**TASK DESCRIPTION**
Every record should be repeated exactly, except that pictures are left out.

**RECORDS SUPPLIED**

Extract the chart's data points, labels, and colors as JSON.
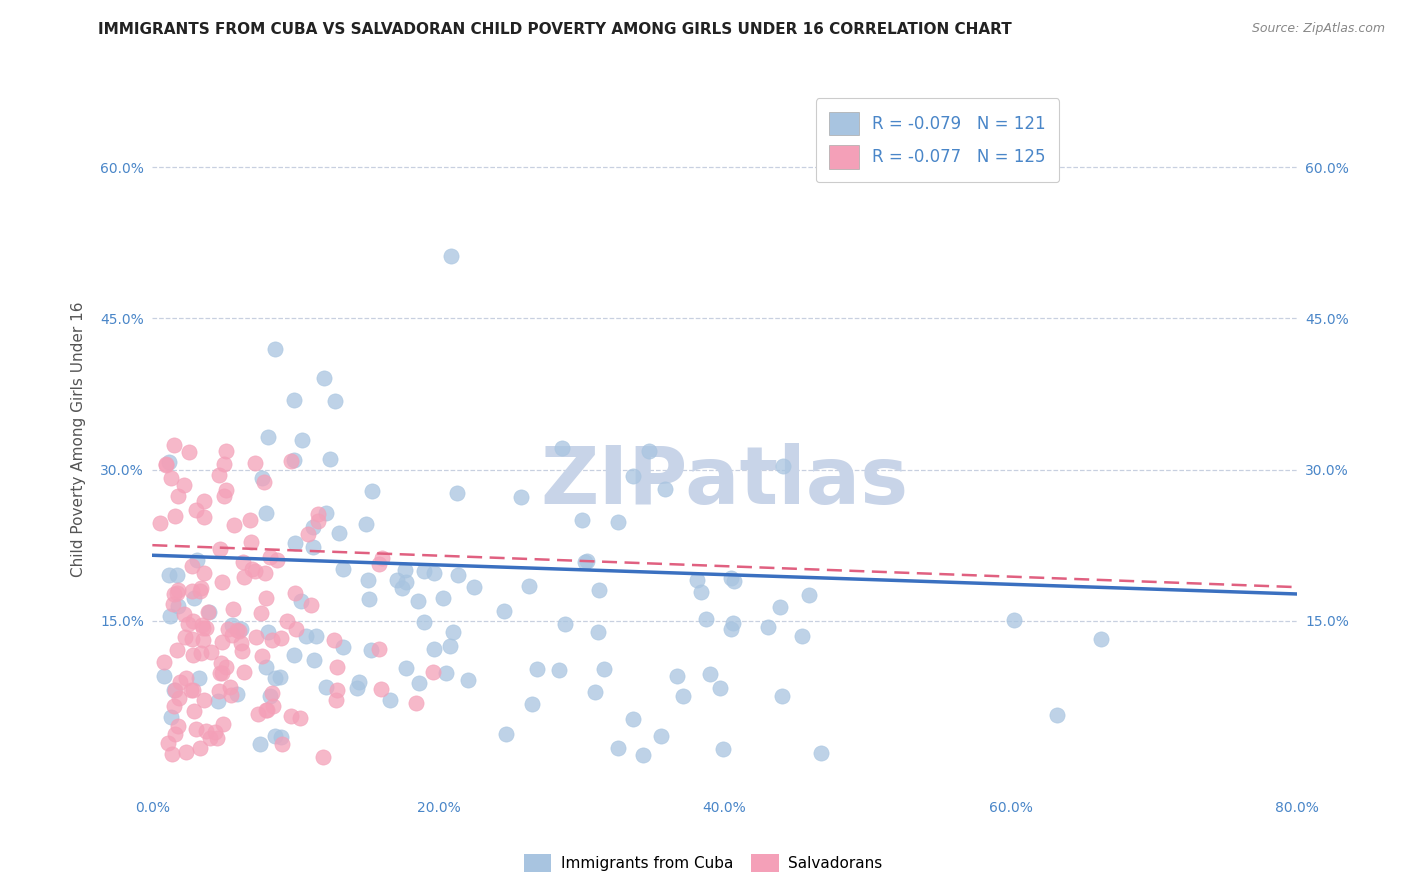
{
  "title": "IMMIGRANTS FROM CUBA VS SALVADORAN CHILD POVERTY AMONG GIRLS UNDER 16 CORRELATION CHART",
  "source": "Source: ZipAtlas.com",
  "ylabel": "Child Poverty Among Girls Under 16",
  "xlim": [
    0.0,
    0.8
  ],
  "ylim": [
    -0.02,
    0.68
  ],
  "xticks": [
    0.0,
    0.1,
    0.2,
    0.3,
    0.4,
    0.5,
    0.6,
    0.7,
    0.8
  ],
  "yticks": [
    0.0,
    0.15,
    0.3,
    0.45,
    0.6
  ],
  "ytick_labels": [
    "",
    "15.0%",
    "30.0%",
    "45.0%",
    "60.0%"
  ],
  "xtick_labels": [
    "0.0%",
    "",
    "20.0%",
    "",
    "40.0%",
    "",
    "60.0%",
    "",
    "80.0%"
  ],
  "series1_color": "#a8c4e0",
  "series2_color": "#f4a0b8",
  "line1_color": "#3a70c0",
  "line2_color": "#e06080",
  "watermark": "ZIPatlas",
  "watermark_color": "#c8d4e8",
  "tick_color": "#4a86c8",
  "grid_color": "#c8d0e0",
  "background_color": "#ffffff",
  "title_color": "#222222",
  "title_fontsize": 11,
  "axis_label_color": "#555555",
  "n1": 121,
  "n2": 125,
  "r1": -0.079,
  "r2": -0.077,
  "line1_intercept": 0.215,
  "line1_slope": -0.048,
  "line2_intercept": 0.225,
  "line2_slope": -0.052,
  "seed1": 7,
  "seed2": 15
}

**SOLUTION FOR THIS PROBLEM**
Extract the chart's data points, labels, and colors as JSON.
{
  "title": "IMMIGRANTS FROM CUBA VS SALVADORAN CHILD POVERTY AMONG GIRLS UNDER 16 CORRELATION CHART",
  "source": "Source: ZipAtlas.com",
  "ylabel": "Child Poverty Among Girls Under 16",
  "xlim": [
    0.0,
    0.8
  ],
  "ylim": [
    -0.02,
    0.68
  ],
  "xticks": [
    0.0,
    0.1,
    0.2,
    0.3,
    0.4,
    0.5,
    0.6,
    0.7,
    0.8
  ],
  "yticks": [
    0.0,
    0.15,
    0.3,
    0.45,
    0.6
  ],
  "ytick_labels": [
    "",
    "15.0%",
    "30.0%",
    "45.0%",
    "60.0%"
  ],
  "xtick_labels": [
    "0.0%",
    "",
    "20.0%",
    "",
    "40.0%",
    "",
    "60.0%",
    "",
    "80.0%"
  ],
  "series1_color": "#a8c4e0",
  "series2_color": "#f4a0b8",
  "line1_color": "#3a70c0",
  "line2_color": "#e06080",
  "watermark": "ZIPatlas",
  "watermark_color": "#c8d4e8",
  "tick_color": "#4a86c8",
  "grid_color": "#c8d0e0",
  "background_color": "#ffffff",
  "title_color": "#222222",
  "title_fontsize": 11,
  "axis_label_color": "#555555",
  "n1": 121,
  "n2": 125,
  "r1": -0.079,
  "r2": -0.077,
  "line1_intercept": 0.215,
  "line1_slope": -0.048,
  "line2_intercept": 0.225,
  "line2_slope": -0.052,
  "seed1": 7,
  "seed2": 15
}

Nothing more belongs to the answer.